◆ Actions to take ◆
#1 Print the passage of the post on controlling Lucene slice counts that begins at the words "To achieve this" and ends after "some other approach.", reproducing it character for character.
#2 Continue the post on controlling Lucene slice counts, picking up right after its final line.

◆ Quoted text ◆

Hi All,
For concurrent segment search, lucene uses the *slices* method to compute
the number of work units which can be processed concurrently.
a) It calculates *slices* in the constructor of *IndexSearcher*
<https://github.com/apache/lucene/blob/main/lucene/core/src/java/org/apache/lucene/search/IndexSearcher.java#L239>
with default thresholds for document count and segment counts.
b) Provides an implementation of *SliceExecutor* (i.e.
QueueSizeBasedExecutor)
<https://github.com/apache/lucene/blob/main/lucene/core/src/java/org/apache/lucene/search/IndexSearcher.java#L1008>
based on executor type which applies the backpressure in concurrent
execution based on a limiting factor of 1.5 times the passed in threadpool
maxPoolSize.
In OpenSearch, we have a search threadpool which serves the search request
to all the lucene indices (or OpenSearch shards) assigned to a node. Each
node can get the requests to some or all the indices on that node.
I am exploring a mechanism such that I can dynamically control the max
slices for each lucene index search request. For example: search requests
to some indices on that node to have max 4 slices each and others to have 2
slices each. Then the threadpool shared to execute these slices does not
have any limiting factor. In this model the top level search threadpool
will limit the number of active search requests which will limit the number
of work units in the SliceExecutor threadpool.
For this the derived implementation of IndexSearcher can get an input value
in the constructor to control the slice count computation. Even though the
slice method is protected it gets called from the constructor of base
IndexSearcher class which prevents the derived class from using the passed
in input.
To achieve this I can think of the following ways (in order of preference)
and would like to submit a pull request for it. But I wanted to get some
feedback if option 1 looks fine or take some other approach.
1. Provide another constructor in IndexSearcher which takes in 4 input
parameters:
protected IndexSearcher(IndexReaderContext context, Executor executor,
SliceExecutor sliceExecutor, Function<List<LeafReaderContext>, LeafSlice[]>
sliceProvider)
2. Make the `leafSlices` member protected and non final. After it is
initialized by the IndexSearcher (using default mechanism in lucene), the
derived implementation can again update it if need be (like based on some
input parameter to its own constructor). Also make the constructor with
SliceExecutor input protected such that derived implementation can provide
its own implementation of SliceExecutor. This mechanism will have redundant
computation of leafSlices.
Thanks,
Sorabh
For concurrent segment search, lucene uses the *slices* method to compute
the number of work units which can be processed concurrently.
a) It calculates *slices* in the constructor of *IndexSearcher*
<https://github.com/apache/lucene/blob/main/lucene/core/src/java/org/apache/lucene/search/IndexSearcher.java#L239>
with default thresholds for document count and segment counts.
b) Provides an implementation of *SliceExecutor* (i.e.
QueueSizeBasedExecutor)

◆ Given entries ◆
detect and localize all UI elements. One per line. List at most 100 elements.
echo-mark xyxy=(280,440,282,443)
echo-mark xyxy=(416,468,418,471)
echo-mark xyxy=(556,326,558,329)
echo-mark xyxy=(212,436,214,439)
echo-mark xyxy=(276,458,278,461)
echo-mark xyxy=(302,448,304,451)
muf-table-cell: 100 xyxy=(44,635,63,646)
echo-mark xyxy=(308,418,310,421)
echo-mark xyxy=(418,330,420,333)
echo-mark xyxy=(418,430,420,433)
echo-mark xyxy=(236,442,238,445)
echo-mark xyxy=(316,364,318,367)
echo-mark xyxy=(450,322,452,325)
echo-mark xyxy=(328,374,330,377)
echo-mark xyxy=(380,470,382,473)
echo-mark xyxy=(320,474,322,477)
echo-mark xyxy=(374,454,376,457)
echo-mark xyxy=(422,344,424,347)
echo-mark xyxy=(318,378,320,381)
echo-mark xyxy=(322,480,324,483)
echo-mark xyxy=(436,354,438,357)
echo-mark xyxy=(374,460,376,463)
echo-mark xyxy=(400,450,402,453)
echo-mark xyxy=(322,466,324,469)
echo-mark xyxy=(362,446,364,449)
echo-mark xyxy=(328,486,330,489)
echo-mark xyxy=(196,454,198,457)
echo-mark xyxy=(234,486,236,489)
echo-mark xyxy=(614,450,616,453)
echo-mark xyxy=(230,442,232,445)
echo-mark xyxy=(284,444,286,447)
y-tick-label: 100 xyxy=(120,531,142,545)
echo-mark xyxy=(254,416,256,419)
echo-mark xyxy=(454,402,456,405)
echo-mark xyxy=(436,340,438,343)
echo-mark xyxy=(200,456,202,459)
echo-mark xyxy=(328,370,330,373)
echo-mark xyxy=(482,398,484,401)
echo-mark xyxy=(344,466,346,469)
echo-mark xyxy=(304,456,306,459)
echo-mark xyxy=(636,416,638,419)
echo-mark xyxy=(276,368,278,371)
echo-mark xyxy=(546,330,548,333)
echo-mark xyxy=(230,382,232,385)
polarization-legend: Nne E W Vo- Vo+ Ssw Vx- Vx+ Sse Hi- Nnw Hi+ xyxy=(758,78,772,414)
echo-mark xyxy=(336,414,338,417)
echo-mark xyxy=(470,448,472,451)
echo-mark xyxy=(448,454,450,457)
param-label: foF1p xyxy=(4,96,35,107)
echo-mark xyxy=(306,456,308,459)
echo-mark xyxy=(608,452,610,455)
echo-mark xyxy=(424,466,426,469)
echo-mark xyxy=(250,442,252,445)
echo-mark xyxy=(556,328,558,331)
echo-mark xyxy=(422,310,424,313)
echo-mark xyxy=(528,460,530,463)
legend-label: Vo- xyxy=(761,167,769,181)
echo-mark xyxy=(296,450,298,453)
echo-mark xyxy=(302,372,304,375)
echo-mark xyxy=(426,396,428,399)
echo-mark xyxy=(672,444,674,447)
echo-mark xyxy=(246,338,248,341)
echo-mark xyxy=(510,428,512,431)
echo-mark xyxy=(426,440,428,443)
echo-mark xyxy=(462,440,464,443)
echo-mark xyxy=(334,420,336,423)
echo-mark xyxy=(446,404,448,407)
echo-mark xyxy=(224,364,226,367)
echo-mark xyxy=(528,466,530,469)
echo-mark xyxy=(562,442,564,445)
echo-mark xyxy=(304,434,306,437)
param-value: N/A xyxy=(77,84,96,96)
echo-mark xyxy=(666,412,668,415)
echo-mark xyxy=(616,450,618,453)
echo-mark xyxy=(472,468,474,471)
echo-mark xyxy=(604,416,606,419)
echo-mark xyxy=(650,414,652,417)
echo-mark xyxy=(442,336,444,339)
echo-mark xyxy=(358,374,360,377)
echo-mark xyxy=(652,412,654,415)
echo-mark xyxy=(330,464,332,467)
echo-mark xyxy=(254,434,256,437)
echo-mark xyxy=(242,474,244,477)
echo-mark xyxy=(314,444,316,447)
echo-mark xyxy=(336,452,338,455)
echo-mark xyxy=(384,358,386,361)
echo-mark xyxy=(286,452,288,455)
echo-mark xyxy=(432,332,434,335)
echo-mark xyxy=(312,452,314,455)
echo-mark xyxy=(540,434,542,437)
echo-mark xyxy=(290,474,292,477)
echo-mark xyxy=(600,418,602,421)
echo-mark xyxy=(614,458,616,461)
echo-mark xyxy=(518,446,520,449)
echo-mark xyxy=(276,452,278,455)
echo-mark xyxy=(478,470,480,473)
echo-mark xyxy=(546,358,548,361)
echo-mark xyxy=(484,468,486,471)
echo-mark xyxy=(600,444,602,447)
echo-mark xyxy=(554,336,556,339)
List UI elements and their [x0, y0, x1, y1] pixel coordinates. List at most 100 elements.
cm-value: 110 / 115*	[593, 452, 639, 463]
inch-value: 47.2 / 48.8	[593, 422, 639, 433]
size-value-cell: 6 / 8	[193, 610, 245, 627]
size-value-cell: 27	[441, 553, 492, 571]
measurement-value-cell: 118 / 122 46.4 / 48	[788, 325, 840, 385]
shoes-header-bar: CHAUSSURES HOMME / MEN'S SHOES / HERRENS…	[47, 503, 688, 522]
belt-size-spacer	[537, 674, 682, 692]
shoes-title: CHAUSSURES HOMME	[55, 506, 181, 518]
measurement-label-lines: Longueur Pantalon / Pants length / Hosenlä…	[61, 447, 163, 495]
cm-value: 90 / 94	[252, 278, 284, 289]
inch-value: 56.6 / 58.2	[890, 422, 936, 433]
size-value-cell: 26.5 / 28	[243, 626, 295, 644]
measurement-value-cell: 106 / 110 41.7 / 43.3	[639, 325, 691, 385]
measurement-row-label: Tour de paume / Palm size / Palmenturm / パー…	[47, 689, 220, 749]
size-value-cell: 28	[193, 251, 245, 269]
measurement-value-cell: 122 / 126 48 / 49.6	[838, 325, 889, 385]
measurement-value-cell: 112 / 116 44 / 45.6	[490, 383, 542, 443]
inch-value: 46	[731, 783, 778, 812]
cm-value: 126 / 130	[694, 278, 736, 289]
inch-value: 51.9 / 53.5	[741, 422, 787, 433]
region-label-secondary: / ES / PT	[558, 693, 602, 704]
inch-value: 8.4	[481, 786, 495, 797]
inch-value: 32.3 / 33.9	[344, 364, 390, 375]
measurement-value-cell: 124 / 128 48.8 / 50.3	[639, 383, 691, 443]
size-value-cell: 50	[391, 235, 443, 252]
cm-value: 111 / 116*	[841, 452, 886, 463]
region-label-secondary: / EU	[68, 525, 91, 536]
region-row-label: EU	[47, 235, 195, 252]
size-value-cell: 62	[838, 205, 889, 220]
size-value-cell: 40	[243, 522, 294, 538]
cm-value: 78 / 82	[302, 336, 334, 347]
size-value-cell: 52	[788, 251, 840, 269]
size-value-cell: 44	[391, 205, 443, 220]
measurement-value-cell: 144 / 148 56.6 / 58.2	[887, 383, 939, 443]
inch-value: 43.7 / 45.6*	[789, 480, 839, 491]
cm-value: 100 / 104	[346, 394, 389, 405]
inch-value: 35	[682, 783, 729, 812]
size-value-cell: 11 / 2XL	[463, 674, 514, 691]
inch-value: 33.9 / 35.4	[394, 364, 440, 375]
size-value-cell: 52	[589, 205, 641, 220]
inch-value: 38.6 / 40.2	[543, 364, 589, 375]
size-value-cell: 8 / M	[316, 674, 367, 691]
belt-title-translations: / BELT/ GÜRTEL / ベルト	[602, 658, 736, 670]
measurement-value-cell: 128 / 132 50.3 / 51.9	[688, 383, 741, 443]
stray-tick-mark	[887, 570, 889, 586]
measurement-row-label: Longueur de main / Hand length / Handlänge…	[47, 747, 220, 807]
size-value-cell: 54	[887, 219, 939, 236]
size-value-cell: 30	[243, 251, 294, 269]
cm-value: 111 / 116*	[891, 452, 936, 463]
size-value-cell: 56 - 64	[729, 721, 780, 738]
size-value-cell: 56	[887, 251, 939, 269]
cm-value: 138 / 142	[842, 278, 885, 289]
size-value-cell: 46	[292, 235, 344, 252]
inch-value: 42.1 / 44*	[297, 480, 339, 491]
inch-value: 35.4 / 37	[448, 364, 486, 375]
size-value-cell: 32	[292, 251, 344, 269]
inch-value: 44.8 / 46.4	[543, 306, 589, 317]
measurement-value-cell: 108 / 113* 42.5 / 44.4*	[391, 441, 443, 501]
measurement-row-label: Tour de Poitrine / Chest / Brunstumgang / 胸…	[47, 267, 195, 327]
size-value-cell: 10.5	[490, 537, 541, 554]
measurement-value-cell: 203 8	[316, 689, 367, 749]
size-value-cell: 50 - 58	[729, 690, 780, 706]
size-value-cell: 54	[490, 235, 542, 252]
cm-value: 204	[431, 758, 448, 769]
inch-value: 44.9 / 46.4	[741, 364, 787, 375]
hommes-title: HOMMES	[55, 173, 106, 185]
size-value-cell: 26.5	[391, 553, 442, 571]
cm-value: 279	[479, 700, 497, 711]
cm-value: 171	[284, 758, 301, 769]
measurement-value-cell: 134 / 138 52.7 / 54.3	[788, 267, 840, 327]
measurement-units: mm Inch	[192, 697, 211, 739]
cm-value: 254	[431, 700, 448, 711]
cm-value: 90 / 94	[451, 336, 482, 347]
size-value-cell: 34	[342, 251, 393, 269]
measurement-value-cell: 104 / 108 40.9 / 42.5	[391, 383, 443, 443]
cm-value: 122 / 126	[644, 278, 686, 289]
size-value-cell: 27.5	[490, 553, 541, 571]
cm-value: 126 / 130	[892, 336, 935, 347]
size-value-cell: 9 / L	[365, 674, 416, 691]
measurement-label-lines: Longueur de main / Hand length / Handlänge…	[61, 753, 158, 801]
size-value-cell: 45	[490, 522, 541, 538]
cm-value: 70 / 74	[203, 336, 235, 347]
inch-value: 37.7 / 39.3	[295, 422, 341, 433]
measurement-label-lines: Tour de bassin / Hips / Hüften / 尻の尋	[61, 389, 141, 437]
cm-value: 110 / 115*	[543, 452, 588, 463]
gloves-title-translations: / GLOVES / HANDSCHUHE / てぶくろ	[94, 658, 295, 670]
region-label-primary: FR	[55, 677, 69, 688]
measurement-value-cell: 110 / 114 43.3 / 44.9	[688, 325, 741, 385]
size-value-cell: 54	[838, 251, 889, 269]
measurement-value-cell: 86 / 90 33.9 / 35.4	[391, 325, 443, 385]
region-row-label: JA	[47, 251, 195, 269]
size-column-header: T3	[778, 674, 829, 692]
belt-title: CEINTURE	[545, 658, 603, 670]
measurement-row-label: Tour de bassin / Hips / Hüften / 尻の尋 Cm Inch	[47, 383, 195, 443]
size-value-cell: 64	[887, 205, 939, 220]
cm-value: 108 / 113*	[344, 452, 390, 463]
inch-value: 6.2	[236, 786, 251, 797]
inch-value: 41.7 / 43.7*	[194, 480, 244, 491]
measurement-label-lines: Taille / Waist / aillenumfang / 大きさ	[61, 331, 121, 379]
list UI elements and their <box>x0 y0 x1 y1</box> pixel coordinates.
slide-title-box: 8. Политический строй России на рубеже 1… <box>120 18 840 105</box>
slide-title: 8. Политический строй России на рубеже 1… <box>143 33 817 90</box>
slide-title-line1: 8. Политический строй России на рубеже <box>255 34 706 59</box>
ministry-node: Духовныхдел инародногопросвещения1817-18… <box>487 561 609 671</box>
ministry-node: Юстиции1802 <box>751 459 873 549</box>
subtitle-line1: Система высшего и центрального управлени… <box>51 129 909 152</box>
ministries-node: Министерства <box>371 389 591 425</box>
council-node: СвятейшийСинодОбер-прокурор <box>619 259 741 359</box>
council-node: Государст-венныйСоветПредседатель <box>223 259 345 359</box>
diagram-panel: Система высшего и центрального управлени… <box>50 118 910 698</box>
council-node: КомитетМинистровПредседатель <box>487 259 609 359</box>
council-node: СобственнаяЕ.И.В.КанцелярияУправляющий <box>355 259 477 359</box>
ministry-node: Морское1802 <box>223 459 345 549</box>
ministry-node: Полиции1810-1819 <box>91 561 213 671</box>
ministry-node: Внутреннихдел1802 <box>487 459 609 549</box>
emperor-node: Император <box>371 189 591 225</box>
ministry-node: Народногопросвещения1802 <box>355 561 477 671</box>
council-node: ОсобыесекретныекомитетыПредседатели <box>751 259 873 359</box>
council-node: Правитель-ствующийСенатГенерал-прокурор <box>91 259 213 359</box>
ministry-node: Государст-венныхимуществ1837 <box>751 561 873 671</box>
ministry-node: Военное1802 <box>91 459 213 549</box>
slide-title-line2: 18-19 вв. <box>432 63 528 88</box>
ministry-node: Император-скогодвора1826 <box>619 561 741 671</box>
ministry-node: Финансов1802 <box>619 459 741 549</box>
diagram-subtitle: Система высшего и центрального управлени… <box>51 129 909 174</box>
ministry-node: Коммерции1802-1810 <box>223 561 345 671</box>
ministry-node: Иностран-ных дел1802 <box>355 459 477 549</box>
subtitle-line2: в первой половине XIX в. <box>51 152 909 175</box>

◆ Expected answers ◆
#1
To achieve this I can think of the following ways (in order of preference)
and would like to submit a pull request for it. But I wanted to get some
feedback if option 1 looks fine or take some other approach.

#2
<https://github.com/apache/lucene/blob/main/lucene/core/src/java/org/apache/lucene/search/IndexSearcher.java#L1008>
based on executor type which applies the backpressure in concurrent
execution based on a limiting factor of 1.5 times the passed in threadpool
maxPoolSize.
In OpenSearch, we have a search threadpool which serves the search request
to all the lucene indices (or OpenSearch shards) assigned to a node. Each
node can get the requests to some or all the indices on that node.
I am exploring a mechanism such that I can dynamically control the max
slices for each lucene index search request. For example: search requests
to some indices on that node to have max 4 slices each and others to have 2
slices each. Then the threadpool shared to execute these slices does not
have any limiting factor. In this model the top level search threadpool
will limit the number of active search requests which will limit the number
of work units in the SliceExecutor threadpool.
For this the derived implementation of IndexSearcher can get an input value
in the constructor to control the slice count computation. Even though the
slice method is protected it gets called from the constructor of base
IndexSearcher class which prevents the derived class from using the passed
in input.
To achieve this I can think of the following ways (in order of preference)
and would like to submit a pull request for it. But I wanted to get some
feedback if option 1 looks fine or take some other approach.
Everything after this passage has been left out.